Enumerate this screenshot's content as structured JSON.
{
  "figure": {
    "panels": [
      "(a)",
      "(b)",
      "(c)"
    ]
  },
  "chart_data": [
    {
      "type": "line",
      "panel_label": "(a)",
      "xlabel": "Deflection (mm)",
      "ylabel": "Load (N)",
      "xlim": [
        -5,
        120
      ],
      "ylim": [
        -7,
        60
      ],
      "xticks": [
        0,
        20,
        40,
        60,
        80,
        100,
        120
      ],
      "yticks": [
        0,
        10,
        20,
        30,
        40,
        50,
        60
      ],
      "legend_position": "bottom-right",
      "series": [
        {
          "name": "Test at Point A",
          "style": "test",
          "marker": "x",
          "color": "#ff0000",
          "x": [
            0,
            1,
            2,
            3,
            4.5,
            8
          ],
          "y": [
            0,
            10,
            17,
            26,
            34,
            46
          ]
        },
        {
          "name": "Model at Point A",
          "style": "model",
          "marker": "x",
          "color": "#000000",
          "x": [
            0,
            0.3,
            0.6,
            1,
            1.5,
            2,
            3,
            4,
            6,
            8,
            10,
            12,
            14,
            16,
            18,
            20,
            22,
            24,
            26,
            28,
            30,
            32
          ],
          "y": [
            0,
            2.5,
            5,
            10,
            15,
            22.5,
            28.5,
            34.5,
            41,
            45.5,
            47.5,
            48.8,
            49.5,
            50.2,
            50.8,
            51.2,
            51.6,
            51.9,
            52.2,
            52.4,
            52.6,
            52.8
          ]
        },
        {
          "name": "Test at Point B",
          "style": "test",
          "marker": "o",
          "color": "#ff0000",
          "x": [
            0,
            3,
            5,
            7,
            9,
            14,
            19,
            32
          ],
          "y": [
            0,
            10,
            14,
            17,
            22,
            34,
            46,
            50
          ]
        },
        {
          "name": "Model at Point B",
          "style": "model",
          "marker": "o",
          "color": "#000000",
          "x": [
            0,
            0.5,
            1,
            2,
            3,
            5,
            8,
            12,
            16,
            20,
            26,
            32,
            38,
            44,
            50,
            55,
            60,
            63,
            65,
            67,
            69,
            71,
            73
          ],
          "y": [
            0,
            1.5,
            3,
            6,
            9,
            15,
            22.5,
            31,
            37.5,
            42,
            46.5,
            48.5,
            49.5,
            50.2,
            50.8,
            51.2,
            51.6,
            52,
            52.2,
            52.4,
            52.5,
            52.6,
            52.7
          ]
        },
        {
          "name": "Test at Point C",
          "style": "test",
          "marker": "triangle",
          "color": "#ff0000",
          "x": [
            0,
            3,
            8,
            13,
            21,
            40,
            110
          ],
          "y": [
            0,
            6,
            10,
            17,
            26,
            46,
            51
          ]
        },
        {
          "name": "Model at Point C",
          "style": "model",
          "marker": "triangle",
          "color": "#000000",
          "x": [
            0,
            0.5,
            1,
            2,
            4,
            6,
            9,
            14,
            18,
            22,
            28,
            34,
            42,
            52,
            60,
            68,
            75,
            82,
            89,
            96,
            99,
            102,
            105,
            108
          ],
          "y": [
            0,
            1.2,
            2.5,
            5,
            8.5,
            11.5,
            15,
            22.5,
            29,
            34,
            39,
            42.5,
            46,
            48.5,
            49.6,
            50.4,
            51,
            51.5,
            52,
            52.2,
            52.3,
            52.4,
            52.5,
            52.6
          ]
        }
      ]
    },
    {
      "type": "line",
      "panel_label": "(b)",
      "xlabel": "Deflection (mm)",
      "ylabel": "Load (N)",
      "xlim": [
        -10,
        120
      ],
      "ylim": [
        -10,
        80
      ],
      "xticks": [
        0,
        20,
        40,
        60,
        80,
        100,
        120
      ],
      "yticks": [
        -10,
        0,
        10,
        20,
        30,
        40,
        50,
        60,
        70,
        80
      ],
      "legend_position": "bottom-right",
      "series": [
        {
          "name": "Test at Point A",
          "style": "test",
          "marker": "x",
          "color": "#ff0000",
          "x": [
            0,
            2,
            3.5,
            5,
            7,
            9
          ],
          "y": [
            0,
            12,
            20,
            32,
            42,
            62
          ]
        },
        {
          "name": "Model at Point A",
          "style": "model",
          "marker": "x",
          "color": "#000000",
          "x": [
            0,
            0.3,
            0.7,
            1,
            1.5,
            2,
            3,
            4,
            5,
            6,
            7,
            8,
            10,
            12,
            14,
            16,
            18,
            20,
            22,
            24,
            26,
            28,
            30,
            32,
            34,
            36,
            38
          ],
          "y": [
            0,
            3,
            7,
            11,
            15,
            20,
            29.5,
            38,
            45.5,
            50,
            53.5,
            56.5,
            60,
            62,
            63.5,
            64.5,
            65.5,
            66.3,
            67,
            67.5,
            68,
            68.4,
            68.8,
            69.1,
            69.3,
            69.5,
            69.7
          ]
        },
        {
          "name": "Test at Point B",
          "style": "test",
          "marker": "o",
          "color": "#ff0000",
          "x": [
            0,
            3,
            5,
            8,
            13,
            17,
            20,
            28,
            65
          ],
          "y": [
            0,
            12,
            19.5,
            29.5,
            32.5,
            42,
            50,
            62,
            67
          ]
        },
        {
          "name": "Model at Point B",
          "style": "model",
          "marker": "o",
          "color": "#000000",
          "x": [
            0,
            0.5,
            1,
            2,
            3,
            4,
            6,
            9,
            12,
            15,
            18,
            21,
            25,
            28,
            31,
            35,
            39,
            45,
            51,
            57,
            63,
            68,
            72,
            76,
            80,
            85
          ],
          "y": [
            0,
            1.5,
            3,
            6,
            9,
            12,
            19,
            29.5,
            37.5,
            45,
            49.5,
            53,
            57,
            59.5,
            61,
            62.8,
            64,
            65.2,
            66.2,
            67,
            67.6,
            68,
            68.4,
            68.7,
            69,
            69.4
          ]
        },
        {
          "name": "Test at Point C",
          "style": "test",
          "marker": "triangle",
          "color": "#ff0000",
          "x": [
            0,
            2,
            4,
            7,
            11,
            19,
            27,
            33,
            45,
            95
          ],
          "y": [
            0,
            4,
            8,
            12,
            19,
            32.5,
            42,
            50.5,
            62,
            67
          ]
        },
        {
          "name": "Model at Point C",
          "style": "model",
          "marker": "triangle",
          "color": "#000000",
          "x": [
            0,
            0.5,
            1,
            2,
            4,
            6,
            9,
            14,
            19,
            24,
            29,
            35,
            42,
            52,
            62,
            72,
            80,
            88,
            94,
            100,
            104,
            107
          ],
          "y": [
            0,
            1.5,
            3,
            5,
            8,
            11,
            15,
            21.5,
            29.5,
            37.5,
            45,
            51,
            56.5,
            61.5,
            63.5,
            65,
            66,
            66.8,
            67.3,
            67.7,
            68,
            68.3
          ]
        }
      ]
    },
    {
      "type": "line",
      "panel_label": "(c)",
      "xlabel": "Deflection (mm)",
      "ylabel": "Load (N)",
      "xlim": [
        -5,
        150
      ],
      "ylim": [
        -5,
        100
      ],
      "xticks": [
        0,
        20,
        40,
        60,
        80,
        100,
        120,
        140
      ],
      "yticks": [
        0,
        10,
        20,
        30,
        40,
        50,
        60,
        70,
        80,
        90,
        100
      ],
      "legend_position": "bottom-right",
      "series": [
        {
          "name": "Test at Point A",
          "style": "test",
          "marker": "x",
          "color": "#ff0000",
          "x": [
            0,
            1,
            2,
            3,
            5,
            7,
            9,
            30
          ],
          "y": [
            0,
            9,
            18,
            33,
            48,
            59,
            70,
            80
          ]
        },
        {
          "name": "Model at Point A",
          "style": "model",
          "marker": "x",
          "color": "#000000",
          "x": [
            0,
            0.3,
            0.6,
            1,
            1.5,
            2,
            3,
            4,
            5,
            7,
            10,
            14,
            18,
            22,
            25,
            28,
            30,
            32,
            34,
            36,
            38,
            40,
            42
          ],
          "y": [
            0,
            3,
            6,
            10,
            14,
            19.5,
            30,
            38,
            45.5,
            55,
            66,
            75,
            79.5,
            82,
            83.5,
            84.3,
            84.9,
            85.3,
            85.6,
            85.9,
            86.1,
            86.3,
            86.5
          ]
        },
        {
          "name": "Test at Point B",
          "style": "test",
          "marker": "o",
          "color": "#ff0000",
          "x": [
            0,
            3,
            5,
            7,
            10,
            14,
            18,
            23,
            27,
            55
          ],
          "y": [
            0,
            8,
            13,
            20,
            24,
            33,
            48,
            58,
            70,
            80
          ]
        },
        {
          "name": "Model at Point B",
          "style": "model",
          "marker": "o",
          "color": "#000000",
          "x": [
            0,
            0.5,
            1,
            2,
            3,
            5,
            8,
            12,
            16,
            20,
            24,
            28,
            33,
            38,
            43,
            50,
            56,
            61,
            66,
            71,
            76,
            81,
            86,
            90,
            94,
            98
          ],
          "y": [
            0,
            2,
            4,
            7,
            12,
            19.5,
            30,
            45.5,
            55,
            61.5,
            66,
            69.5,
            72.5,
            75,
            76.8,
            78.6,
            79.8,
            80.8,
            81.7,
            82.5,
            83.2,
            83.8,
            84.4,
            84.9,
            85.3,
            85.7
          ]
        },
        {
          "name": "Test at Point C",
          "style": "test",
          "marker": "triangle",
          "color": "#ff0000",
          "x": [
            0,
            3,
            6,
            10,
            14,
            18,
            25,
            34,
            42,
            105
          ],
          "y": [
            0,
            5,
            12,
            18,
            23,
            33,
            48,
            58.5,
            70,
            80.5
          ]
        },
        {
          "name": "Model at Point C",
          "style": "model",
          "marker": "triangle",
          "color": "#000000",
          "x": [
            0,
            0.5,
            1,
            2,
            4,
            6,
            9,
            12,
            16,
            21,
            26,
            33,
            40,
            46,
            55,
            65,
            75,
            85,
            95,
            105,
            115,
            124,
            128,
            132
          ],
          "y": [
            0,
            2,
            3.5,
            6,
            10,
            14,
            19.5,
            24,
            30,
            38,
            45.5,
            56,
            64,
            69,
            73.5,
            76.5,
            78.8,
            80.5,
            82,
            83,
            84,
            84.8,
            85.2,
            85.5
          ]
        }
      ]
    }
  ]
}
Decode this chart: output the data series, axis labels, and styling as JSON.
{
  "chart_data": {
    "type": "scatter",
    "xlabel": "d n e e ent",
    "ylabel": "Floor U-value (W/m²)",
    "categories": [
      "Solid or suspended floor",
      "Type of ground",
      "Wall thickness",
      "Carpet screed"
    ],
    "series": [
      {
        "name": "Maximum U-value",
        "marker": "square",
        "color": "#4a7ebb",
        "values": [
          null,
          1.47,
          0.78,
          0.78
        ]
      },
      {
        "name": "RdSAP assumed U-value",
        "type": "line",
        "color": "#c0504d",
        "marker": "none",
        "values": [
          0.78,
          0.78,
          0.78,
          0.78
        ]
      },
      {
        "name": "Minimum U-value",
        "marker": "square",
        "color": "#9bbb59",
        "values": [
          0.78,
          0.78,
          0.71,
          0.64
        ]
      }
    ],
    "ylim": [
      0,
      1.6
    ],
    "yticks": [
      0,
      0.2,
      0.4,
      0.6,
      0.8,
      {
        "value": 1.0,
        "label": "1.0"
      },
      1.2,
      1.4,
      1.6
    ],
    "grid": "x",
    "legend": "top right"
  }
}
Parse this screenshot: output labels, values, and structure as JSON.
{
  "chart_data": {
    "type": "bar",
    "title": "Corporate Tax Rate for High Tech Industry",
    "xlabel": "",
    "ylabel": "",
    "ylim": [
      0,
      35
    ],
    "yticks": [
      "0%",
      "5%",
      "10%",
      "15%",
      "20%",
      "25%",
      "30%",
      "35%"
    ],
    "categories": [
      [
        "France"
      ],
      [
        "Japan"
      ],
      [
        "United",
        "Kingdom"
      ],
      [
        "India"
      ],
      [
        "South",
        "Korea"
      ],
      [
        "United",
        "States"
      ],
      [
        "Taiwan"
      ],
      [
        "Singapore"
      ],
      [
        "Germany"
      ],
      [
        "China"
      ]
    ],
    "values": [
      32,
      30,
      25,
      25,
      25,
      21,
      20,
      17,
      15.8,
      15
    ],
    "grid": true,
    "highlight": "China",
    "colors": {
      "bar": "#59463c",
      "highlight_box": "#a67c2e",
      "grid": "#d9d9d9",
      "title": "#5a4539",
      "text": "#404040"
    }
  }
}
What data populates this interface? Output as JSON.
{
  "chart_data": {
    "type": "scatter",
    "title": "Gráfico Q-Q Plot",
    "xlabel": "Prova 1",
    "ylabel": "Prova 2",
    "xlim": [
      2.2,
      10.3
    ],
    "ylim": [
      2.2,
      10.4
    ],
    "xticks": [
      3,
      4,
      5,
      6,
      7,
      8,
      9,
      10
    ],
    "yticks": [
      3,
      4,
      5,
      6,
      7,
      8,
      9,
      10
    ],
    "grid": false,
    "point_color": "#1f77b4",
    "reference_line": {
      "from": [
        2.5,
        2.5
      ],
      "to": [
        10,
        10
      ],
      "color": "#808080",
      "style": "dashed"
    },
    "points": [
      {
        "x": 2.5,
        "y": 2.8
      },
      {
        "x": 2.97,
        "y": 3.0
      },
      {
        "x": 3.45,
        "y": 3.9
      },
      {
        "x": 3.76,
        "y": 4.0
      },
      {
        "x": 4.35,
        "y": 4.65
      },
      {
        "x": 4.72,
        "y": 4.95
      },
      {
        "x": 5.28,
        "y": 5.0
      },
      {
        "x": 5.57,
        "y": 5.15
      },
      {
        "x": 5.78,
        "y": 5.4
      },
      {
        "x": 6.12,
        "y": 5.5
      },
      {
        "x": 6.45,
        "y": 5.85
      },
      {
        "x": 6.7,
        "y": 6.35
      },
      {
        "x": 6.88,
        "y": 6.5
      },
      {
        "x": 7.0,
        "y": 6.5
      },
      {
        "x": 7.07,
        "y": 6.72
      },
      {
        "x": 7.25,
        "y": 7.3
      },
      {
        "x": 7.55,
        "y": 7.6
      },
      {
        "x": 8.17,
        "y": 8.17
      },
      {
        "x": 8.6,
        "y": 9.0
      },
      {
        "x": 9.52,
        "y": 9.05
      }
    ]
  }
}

▶ [AIM] Filter the listing for the word "grid" and copy every line that holds it.

▶ [TASK SOLUTION]
    "grid": "x",
    "grid": true,
      "grid": "#d9d9d9",
    "grid": false,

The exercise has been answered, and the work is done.